**TASK INSTRUCTIONS**.
Say how many lines hold the string "ylabel", and nothing more.

**PROVIDED ENTRIES**.
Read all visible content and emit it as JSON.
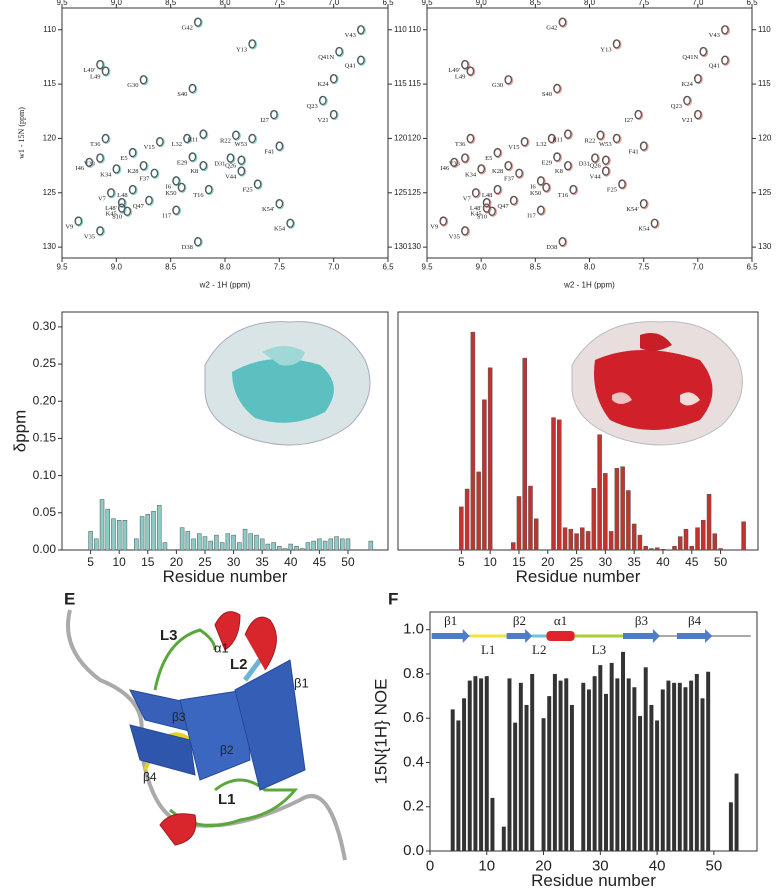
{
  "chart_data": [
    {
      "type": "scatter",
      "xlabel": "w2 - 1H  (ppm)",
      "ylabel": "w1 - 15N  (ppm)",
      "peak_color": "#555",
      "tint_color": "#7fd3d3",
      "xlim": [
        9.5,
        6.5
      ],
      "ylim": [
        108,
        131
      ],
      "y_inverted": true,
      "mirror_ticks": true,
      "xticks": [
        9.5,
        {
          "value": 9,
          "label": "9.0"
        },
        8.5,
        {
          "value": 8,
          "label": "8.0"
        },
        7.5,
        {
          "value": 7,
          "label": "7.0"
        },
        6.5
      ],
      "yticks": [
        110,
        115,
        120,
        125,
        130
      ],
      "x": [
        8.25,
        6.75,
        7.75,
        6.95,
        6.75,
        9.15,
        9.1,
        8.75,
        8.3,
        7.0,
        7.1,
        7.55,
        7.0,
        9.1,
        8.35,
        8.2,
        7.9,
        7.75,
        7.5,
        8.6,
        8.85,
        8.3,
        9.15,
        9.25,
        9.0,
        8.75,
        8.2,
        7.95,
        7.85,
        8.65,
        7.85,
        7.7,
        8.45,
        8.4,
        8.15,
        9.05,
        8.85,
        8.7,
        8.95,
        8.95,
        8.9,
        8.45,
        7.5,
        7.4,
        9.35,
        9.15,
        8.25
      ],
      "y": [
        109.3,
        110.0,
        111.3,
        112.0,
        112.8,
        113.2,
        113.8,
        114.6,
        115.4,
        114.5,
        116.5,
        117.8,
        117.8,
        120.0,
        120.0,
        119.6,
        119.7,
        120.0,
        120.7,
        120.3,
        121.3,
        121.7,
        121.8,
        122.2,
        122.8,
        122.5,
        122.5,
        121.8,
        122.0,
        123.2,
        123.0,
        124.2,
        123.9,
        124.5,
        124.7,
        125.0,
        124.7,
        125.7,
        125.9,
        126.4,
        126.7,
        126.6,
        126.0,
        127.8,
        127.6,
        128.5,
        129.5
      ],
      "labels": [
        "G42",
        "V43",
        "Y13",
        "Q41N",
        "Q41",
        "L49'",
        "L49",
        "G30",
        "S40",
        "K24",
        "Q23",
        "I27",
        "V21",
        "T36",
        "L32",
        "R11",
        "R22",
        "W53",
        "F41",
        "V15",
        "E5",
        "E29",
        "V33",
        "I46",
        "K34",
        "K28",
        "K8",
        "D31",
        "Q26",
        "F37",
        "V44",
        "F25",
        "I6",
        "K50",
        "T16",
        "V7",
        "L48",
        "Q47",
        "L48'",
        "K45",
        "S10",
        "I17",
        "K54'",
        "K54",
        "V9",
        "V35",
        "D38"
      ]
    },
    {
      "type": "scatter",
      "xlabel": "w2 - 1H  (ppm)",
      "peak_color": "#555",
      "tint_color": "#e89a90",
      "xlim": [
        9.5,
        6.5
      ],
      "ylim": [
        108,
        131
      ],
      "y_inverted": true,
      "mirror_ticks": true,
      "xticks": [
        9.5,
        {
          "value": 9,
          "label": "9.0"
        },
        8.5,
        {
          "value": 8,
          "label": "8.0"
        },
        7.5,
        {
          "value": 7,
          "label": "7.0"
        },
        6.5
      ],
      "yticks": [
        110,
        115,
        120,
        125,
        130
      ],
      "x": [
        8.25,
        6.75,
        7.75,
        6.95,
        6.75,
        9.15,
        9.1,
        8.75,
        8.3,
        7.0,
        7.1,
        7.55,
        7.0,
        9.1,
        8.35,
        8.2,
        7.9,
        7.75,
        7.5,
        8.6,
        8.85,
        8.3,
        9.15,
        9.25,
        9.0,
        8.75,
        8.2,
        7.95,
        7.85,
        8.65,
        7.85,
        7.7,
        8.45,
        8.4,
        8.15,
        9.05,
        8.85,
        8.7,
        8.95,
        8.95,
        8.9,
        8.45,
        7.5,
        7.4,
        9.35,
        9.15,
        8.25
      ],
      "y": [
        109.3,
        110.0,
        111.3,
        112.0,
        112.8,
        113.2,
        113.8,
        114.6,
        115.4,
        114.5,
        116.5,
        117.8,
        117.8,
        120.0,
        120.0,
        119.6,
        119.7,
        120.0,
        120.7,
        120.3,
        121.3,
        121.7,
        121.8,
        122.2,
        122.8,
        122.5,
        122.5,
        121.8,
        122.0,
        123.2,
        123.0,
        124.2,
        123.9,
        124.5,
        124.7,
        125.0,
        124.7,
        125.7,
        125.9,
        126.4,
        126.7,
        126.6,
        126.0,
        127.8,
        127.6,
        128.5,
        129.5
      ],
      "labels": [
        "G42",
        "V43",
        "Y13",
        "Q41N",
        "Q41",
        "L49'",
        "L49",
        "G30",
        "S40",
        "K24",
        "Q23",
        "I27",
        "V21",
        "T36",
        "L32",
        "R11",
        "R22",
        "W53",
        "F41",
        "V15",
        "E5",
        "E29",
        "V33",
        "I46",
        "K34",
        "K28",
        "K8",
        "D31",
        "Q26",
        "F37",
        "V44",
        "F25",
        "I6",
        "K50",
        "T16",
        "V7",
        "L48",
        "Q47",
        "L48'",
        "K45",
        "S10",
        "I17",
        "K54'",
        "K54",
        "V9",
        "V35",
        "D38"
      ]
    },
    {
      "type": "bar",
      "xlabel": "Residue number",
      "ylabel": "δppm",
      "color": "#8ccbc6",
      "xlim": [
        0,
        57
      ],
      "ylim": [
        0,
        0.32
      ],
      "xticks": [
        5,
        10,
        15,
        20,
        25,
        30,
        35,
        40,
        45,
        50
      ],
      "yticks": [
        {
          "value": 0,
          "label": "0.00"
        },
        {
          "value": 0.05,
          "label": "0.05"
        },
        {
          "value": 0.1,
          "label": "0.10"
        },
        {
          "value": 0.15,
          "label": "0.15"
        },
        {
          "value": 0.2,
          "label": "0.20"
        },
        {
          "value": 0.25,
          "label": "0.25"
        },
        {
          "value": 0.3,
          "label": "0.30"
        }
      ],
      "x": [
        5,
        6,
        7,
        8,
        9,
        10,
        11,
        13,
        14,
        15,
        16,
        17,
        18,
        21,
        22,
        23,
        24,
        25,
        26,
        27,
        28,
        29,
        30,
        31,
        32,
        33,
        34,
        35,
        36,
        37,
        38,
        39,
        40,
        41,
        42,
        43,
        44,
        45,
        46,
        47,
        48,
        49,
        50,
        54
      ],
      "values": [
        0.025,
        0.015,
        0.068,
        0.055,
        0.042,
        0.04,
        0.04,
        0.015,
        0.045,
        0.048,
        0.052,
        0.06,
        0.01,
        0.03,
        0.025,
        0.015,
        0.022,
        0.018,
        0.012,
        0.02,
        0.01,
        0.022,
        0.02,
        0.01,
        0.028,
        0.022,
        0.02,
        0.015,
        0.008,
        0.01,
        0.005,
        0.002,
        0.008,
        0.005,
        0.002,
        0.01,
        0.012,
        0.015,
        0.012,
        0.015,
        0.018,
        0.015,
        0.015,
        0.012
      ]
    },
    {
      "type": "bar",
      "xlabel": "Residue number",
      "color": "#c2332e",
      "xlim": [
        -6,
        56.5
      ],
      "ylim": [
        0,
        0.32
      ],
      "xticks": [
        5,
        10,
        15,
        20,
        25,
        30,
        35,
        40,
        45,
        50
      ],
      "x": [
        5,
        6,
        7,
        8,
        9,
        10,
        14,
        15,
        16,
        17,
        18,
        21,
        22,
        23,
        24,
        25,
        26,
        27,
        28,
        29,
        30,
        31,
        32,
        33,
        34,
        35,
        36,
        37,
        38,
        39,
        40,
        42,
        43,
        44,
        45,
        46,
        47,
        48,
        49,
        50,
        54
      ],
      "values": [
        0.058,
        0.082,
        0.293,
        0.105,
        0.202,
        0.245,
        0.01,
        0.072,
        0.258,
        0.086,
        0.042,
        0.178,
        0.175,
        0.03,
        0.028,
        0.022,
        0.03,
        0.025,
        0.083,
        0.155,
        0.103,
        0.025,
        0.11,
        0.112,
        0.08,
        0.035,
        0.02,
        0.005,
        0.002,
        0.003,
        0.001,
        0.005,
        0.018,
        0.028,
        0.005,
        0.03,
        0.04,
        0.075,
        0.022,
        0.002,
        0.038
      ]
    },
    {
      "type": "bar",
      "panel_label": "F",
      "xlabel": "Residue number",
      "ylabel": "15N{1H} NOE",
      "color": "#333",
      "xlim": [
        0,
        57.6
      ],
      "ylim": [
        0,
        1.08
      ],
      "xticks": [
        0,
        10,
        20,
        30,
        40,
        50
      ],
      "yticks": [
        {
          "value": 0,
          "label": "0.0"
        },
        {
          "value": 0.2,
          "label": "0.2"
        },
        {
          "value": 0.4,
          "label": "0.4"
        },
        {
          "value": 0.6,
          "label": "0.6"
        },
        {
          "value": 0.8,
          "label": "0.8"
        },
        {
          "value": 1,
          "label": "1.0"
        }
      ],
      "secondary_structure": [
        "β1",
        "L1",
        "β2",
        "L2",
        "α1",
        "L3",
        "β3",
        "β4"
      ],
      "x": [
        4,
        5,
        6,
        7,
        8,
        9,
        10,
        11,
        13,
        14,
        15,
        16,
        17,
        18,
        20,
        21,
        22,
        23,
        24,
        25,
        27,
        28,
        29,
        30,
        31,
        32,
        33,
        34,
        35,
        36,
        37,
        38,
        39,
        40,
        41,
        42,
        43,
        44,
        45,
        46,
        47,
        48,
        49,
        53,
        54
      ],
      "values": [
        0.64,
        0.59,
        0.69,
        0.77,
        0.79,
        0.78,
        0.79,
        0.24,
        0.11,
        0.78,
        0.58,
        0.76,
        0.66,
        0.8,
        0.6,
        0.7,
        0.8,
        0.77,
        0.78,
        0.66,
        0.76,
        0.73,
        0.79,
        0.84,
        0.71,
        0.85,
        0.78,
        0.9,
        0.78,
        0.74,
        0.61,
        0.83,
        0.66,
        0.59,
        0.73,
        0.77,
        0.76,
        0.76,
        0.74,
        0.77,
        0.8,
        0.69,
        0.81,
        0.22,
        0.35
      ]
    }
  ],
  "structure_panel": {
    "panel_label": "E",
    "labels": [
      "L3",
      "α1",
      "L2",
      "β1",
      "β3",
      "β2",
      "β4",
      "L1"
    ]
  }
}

**THE SOLUTION**.
3